» ЗАДАНИЕ 1: Пожалуйста, переименуй «y-tick-label» в «y-axis-label» в записях, во всём от строки с «data-point <box>501 186 505 190</box>» вниз до строки с «x-tick-label: Year 4» включительно, и приведи только эти строки заново, больше ничего в них не меняя.
*** ТЕКСТОВЫЙ ФРАГМЕНТ ***
Все это переворачивается с ног на голову в новом проекте, после прихода деспотической машины и имперского представления. Во-первых, графизм выравнивается по голосу, накладывается на него и становится письмом.
Одновременно он индуцирует голос, но не голос союза, а голос нового союза, фиктивный голос потустороннего мира, который выражается в потоке письма как прямое происхождение. Две эти фундаментальные деспотические категории также являются движением графизма, который одновременно подчиняется голосу, чтобы подчинить себе голос, оттеснить его. С этого момента начинается разрушение магического треугольника — голос больше не поет, а диктует и издает эдикты; графия больше не танцует и не оживляет тела, а записывается в застывшем виде на табличках, камнях и в книгах; глаз начинает читать (письмо не влечет, но предполагает определенное ослепление, потерю зрения и оценки, теперь именно глаз начинает болеть, хотя он получает и другие функции). Впрочем, мы не можем сказать, что этот магический треугольник полностью разрушается, он продолжает существовать в качестве основания, в качестве кирпичика — в том смысле, в каком территориальная система продолжает функционировать в рамках новой машины. Треугольник стал основанием пирамиды, все стороны которой увлекают голос, графию и визуальность к возвышенному единству деспота. Если планом консистенции назвать режим представления в определенной общественной машине, то очевидно, что этот план консистенции изменился, что он стал планом подчинения, а не коннотации. И вот вторая существенная черта — наложение графии на голос вырвало из цепочки трансцендентный объект, немой голос, от которого теперь, как кажется, зависит вся цепочка, объект, по отношению к которому она принимает свою линейную форму. Подчинение графизма голосу индуцирует фиктивный голос высот, который, с другой стороны, теперь выражается не иначе как в знаках испускаемого им письма (откровение). Быть может, это первый монтаж формальных операций, которые приведут к Эдипу (паралогизм экстраполяции) — наложение или система дву-однозначных отношений, которая приводит к исчерпанию отделенного объекта и к линеаризации цепочки, вытекающей из этого объекта.
*** ЗАПИСИ ДЛЯ ОБРАБОТКИ ***
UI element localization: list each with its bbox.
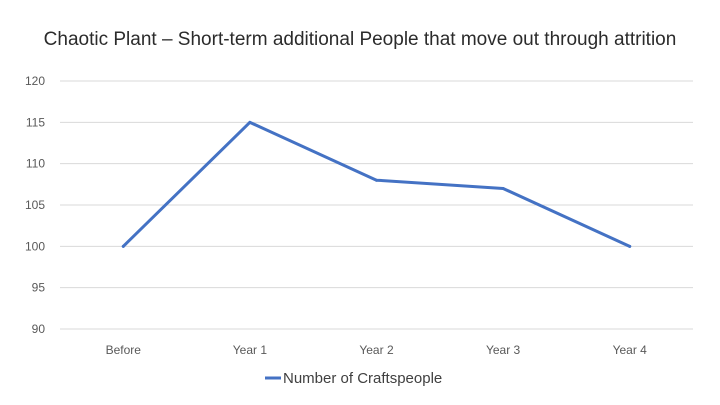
data-point <box>501 186 505 190</box>
y-tick-label: 90 <box>32 322 46 336</box>
series-line <box>121 120 632 248</box>
x-tick-label: Year 3 <box>486 343 521 357</box>
legend-label: Number of Craftspeople <box>283 370 442 387</box>
y-tick-label: 115 <box>26 115 45 129</box>
data-point <box>121 244 125 248</box>
x-tick-label: Year 4 <box>613 343 648 357</box>
y-tick-label: 100 <box>25 239 45 253</box>
x-tick-label: Year 2 <box>359 343 394 357</box>
y-tick-label: 105 <box>25 198 45 212</box>
y-tick-label: 120 <box>25 74 45 88</box>
y-tick-label: 110 <box>26 157 45 171</box>
data-point <box>375 178 378 182</box>
y-tick-label: 95 <box>32 281 46 295</box>
chart-title: Chaotic Plant – Short-term additional Pe… <box>43 29 677 50</box>
data-point <box>628 244 632 248</box>
x-tick-label: Before <box>106 343 142 357</box>
data-point <box>248 120 252 124</box>
x-tick-label: Year 1 <box>233 343 268 357</box>
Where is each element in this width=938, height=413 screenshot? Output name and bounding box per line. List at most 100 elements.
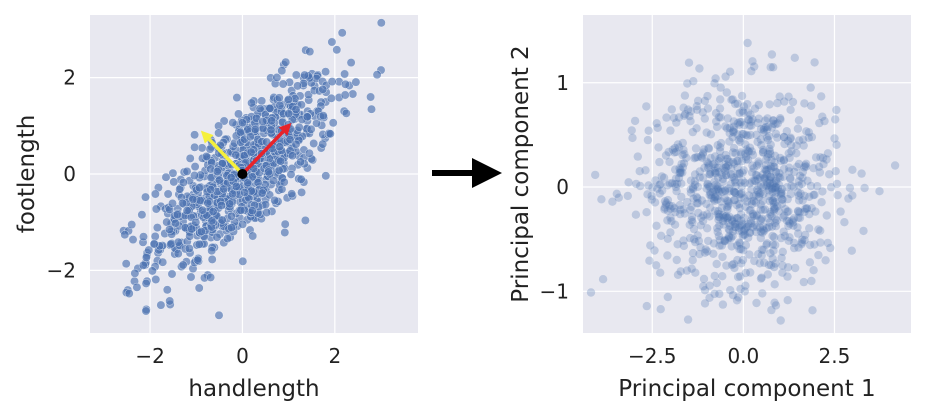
right-scatter-point (747, 197, 756, 206)
right-scatter-point (759, 226, 769, 236)
right-scatter-point (821, 256, 830, 265)
right-scatter-point (764, 186, 773, 195)
right-scatter-point (720, 193, 729, 203)
right-scatter-point (662, 198, 671, 207)
right-scatter-point (729, 143, 739, 153)
left-scatter-point (132, 282, 142, 292)
right-scatter-point (706, 170, 715, 179)
right-scatter-point (728, 133, 737, 142)
right-scatter-point (628, 133, 637, 143)
right-scatter-point (647, 191, 656, 201)
right-scatter-point (706, 130, 716, 139)
right-scatter-point (714, 157, 724, 166)
right-scatter-point (685, 220, 694, 229)
right-scatter-point (776, 188, 786, 197)
right-scatter-point (779, 172, 788, 181)
right-scatter-point (673, 179, 682, 189)
right-scatter-point (749, 211, 759, 220)
right-scatter-point (764, 165, 773, 174)
right-scatter-point (770, 298, 779, 307)
left-scatter-point (243, 178, 253, 188)
origin-marker (237, 169, 248, 179)
right-scatter-point (668, 202, 677, 211)
right-scatter-point (779, 132, 789, 142)
right-scatter-point (704, 161, 714, 170)
right-scatter-point (728, 172, 737, 182)
left-scatter-point (158, 257, 168, 267)
right-scatter-point (748, 223, 757, 232)
right-scatter-point (803, 176, 812, 185)
right-scatter-point (754, 187, 763, 196)
right-scatter-point (718, 300, 728, 309)
right-scatter-point (713, 141, 722, 150)
right-scatter-point (779, 155, 789, 164)
right-scatter-point (714, 207, 723, 216)
left-scatter-point (141, 253, 151, 262)
right-scatter-point (770, 204, 779, 213)
right-scatter-point (754, 250, 763, 259)
right-scatter-point (788, 216, 797, 225)
right-scatter-point (762, 240, 771, 249)
right-scatter-point (776, 114, 785, 123)
right-scatter-point (728, 95, 737, 104)
right-scatter-point (776, 115, 785, 124)
right-scatter-point (788, 97, 798, 107)
right-scatter-point (759, 222, 768, 231)
right-scatter-point (694, 236, 704, 246)
right-scatter-point (792, 162, 802, 171)
left-scatter-point (193, 255, 203, 265)
right-scatter-point (735, 120, 744, 129)
left-scatter-point (219, 116, 229, 126)
right-scatter-point (767, 211, 776, 221)
right-scatter-point (737, 216, 746, 225)
right-scatter-point (631, 210, 641, 219)
left-scatter-point (227, 223, 236, 233)
right-scatter-point (750, 256, 759, 266)
right-scatter-point (762, 224, 771, 233)
left-scatter-point (190, 130, 200, 140)
right-scatter-point (729, 128, 738, 137)
right-scatter-point (771, 218, 780, 228)
right-scatter-point (715, 221, 724, 230)
right-scatter-point (744, 191, 754, 200)
right-scatter-point (719, 213, 729, 223)
right-scatter-point (687, 264, 696, 273)
right-scatter-point (763, 178, 772, 187)
left-scatter-point (288, 151, 297, 161)
right-scatter-point (805, 210, 814, 219)
right-scatter-point (751, 170, 761, 180)
right-scatter-point (784, 236, 793, 245)
right-scatter-point (780, 211, 789, 220)
right-scatter-point (711, 169, 720, 178)
right-scatter-point (755, 189, 764, 198)
right-scatter-point (692, 124, 701, 133)
right-scatter-point (690, 170, 700, 179)
right-scatter-point (768, 231, 777, 241)
left-scatter-point (306, 124, 316, 134)
right-scatter-point (768, 188, 777, 197)
right-scatter-point (743, 222, 752, 231)
right-scatter-point (770, 204, 780, 213)
right-scatter-point (713, 163, 723, 172)
right-y-tick-label: 1 (556, 71, 569, 95)
right-scatter-point (772, 168, 781, 177)
left-scatter-point (286, 169, 296, 179)
left-scatter-point (255, 104, 265, 114)
right-scatter-point (705, 170, 714, 179)
right-scatter-point (712, 117, 721, 126)
right-scatter-point (693, 105, 702, 115)
right-scatter-point (770, 193, 779, 203)
right-scatter-point (780, 139, 789, 149)
left-scatter-point (291, 70, 301, 80)
right-scatter-point (745, 250, 754, 259)
left-scatter-point (187, 224, 197, 234)
right-scatter-point (713, 182, 722, 191)
right-scatter-point (727, 95, 736, 105)
right-scatter-point (650, 246, 659, 255)
right-scatter-point (627, 126, 636, 135)
right-scatter-point (672, 118, 681, 127)
right-scatter-point (741, 241, 751, 250)
right-scatter-point (750, 104, 760, 113)
right-scatter-point (706, 190, 716, 199)
right-scatter-point (771, 167, 781, 176)
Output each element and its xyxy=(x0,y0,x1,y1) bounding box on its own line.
***
» ЗАДАНИЕ 2: Перепечатай из текстового фрагмента дословно всё от слов «Все это переворачивается» вниз до слов «и становится письмом.».

» ИТОГОВЫЙ ОТВЕТ 1:
data-point <box>501 186 505 190</box>
y-axis-label: 90 <box>32 322 46 336</box>
series-line <box>121 120 632 248</box>
x-tick-label: Year 3 <box>486 343 521 357</box>
legend-label: Number of Craftspeople <box>283 370 442 387</box>
y-axis-label: 115 <box>26 115 45 129</box>
data-point <box>121 244 125 248</box>
x-tick-label: Year 4 <box>613 343 648 357</box>

» ИТОГОВЫЙ ОТВЕТ 2:
Все это переворачивается с ног на голову в новом проекте, после прихода деспотической машины и имперского представления. Во-первых, графизм выравнивается по голосу, накладывается на него и становится письмом.